Provided text:
You may have missed it in the tumult of Syria coverage, but Rep. Peter King announced this weekend that he is running for president.
In an interview this week, the Republican lawmaker from New York who’s perhaps best known for protecting America from scary ” radicalized Muslims,” told a New Hampshire radio station that he was in the state “because right now I’m running for president,” according to the New York Daily News.
King has been trying to generate buzz around the idea since at least as early as July, when he sent an e-mail to supporters saying he’d been “floated” as a possible presidential pick by prominent members of his party.
The announcement makes King the first Republican to officially declare his intentions to run for president in 2016. It also puts him in the dubious company of a whole host of other candidates who, as Wonkette put it, were first to shout “First!” in the proverbial chat room of presidential elections.
For your viewing pleasure, National Journal has compiled a recent rundown of other candidates to declare earliest in recent years.

Data extract:
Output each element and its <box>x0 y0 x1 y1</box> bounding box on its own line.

Aim: Reproduce the passage of the article on Peter King's presidential run word for word, starting at "King has been" and ending at "in recent years.". Use only the text itself as your source, not the data.

Expected answer:
King has been trying to generate buzz around the idea since at least as early as July, when he sent an e-mail to supporters saying he’d been “floated” as a possible presidential pick by prominent members of his party.
The announcement makes King the first Republican to officially declare his intentions to run for president in 2016. It also puts him in the dubious company of a whole host of other candidates who, as Wonkette put it, were first to shout “First!” in the proverbial chat room of presidential elections.
For your viewing pleasure, National Journal has compiled a recent rundown of other candidates to declare earliest in recent years.